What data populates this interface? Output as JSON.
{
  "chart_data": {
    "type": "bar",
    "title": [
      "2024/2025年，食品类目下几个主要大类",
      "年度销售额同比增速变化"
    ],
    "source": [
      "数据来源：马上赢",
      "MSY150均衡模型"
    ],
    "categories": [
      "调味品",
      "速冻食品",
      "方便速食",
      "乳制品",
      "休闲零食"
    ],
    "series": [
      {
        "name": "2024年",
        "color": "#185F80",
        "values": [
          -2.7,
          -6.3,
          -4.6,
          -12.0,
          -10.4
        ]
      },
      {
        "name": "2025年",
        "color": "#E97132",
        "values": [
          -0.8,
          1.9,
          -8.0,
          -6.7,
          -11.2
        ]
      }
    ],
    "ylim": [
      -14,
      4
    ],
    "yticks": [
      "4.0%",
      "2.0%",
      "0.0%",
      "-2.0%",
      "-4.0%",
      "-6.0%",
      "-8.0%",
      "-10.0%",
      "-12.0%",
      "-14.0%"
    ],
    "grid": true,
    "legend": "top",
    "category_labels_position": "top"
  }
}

+===+

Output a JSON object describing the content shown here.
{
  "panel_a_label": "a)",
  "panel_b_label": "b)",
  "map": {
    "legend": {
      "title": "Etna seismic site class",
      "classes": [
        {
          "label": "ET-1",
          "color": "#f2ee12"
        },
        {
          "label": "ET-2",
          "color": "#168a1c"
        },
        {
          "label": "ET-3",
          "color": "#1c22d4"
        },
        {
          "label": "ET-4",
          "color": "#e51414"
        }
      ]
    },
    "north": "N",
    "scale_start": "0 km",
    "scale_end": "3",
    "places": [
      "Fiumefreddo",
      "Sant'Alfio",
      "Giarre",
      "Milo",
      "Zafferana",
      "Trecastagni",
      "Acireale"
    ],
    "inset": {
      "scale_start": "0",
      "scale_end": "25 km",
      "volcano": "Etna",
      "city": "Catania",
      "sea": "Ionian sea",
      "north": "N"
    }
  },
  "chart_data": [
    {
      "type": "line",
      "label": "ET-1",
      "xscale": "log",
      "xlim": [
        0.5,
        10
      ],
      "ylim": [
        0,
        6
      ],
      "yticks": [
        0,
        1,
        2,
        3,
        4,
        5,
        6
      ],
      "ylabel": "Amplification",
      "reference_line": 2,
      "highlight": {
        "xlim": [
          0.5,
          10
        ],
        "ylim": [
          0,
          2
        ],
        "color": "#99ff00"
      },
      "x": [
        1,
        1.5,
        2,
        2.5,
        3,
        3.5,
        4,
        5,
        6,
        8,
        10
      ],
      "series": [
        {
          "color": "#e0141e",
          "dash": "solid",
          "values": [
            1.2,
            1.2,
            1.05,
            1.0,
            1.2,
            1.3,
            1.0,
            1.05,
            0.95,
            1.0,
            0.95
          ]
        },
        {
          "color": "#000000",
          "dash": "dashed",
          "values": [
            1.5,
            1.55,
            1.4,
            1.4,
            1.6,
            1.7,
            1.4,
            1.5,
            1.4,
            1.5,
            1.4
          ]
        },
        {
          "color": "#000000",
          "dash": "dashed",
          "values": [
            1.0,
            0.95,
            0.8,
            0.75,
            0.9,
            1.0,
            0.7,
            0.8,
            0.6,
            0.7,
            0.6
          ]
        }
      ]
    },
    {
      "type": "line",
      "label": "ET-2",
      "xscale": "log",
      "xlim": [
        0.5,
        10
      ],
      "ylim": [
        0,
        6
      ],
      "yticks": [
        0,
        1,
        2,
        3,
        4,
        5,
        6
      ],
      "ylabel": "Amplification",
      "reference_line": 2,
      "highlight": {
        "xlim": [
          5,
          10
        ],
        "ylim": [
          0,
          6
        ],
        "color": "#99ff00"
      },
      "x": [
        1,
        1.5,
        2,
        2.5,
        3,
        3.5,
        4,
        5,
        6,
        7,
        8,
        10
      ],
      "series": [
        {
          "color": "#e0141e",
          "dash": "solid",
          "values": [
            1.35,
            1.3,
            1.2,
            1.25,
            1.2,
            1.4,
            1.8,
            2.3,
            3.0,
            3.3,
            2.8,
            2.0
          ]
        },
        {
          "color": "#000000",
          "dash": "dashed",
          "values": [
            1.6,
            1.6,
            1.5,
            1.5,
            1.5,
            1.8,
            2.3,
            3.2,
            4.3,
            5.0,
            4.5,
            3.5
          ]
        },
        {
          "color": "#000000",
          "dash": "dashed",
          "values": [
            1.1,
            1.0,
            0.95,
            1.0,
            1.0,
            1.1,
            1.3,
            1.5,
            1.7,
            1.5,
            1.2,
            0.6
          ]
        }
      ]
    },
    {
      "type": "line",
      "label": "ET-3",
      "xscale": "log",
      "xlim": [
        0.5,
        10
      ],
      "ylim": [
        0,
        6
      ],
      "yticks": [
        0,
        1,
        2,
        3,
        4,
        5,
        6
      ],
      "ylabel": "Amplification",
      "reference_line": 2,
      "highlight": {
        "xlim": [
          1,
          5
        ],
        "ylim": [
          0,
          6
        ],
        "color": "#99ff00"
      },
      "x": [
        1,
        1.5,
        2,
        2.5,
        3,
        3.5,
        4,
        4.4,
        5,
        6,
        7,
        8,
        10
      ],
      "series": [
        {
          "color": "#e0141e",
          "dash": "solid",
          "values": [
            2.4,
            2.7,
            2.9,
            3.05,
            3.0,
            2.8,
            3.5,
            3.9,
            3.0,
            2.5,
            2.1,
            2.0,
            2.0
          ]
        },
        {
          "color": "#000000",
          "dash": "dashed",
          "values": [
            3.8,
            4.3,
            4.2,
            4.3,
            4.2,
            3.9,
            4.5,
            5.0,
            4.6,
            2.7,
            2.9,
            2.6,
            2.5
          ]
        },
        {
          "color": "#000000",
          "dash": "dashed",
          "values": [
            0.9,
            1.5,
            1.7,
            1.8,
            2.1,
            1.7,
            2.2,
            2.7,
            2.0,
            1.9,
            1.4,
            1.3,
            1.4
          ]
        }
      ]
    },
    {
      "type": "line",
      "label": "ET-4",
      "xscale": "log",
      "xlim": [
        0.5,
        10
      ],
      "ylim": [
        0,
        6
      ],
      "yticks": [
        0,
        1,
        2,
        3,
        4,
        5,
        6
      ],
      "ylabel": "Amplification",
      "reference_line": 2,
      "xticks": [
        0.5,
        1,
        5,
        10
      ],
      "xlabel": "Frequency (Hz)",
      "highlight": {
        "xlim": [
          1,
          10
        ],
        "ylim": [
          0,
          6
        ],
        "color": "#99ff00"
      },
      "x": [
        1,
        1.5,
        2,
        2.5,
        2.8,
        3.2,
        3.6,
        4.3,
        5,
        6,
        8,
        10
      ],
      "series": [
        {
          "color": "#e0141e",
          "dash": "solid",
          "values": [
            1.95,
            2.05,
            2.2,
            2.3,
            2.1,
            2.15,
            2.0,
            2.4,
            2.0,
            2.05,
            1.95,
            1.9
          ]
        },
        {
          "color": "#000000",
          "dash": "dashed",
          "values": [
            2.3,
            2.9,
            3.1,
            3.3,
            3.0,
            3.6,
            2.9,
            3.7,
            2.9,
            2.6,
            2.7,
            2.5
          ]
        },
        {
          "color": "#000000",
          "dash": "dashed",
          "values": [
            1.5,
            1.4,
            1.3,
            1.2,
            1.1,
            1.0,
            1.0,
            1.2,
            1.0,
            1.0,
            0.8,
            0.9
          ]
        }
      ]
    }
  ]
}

+===+

Lines containing the word "Etna" must all be returned from the material above.

Response for this exercise
      "title": "Etna seismic site class",
      "volcano": "Etna",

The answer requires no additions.